───── RECORDS TO USE

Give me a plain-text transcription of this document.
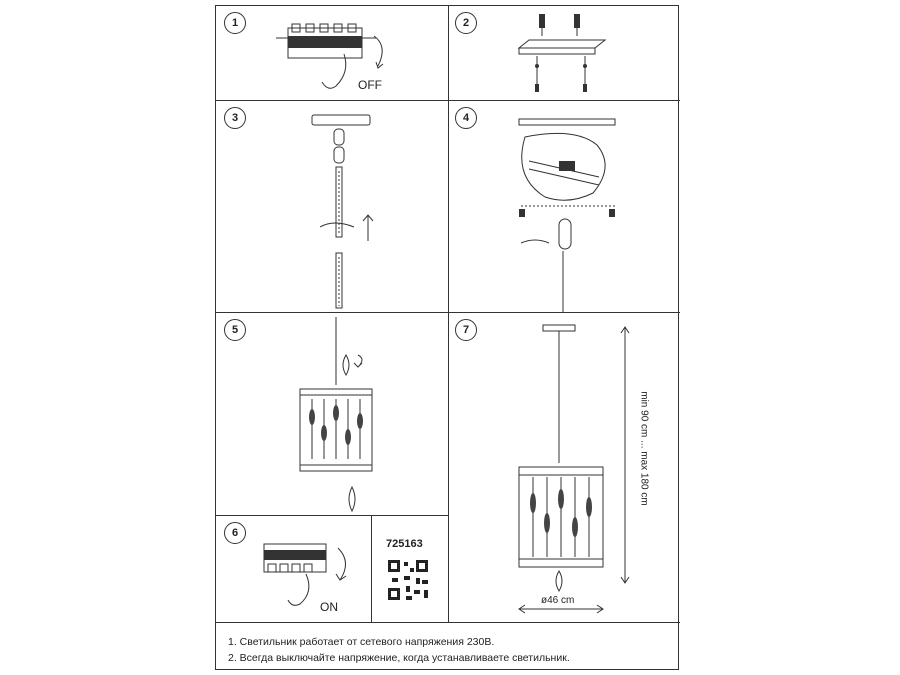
1
OFF
2
3	4
5	7
min 90 cm ... max 180 cm
ø46 cm
6
ON
725163
1. Светильник работает от сетевого напряжения 230В.
2. Всегда выключайте напряжение, когда устанавливаете светильник.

──────────

TASK OBJECTIVE :: Please write out all the data again word for word, but not the pictures.

RESPONSE FOR THIS EXERCISE ::
Give me a plain-text transcription of this document.
1
OFF
2
3	4
5	7
min 90 cm ... max 180 cm
ø46 cm
6
ON
725163
1. Светильник работает от сетевого напряжения 230В.
2. Всегда выключайте напряжение, когда устанавливаете светильник.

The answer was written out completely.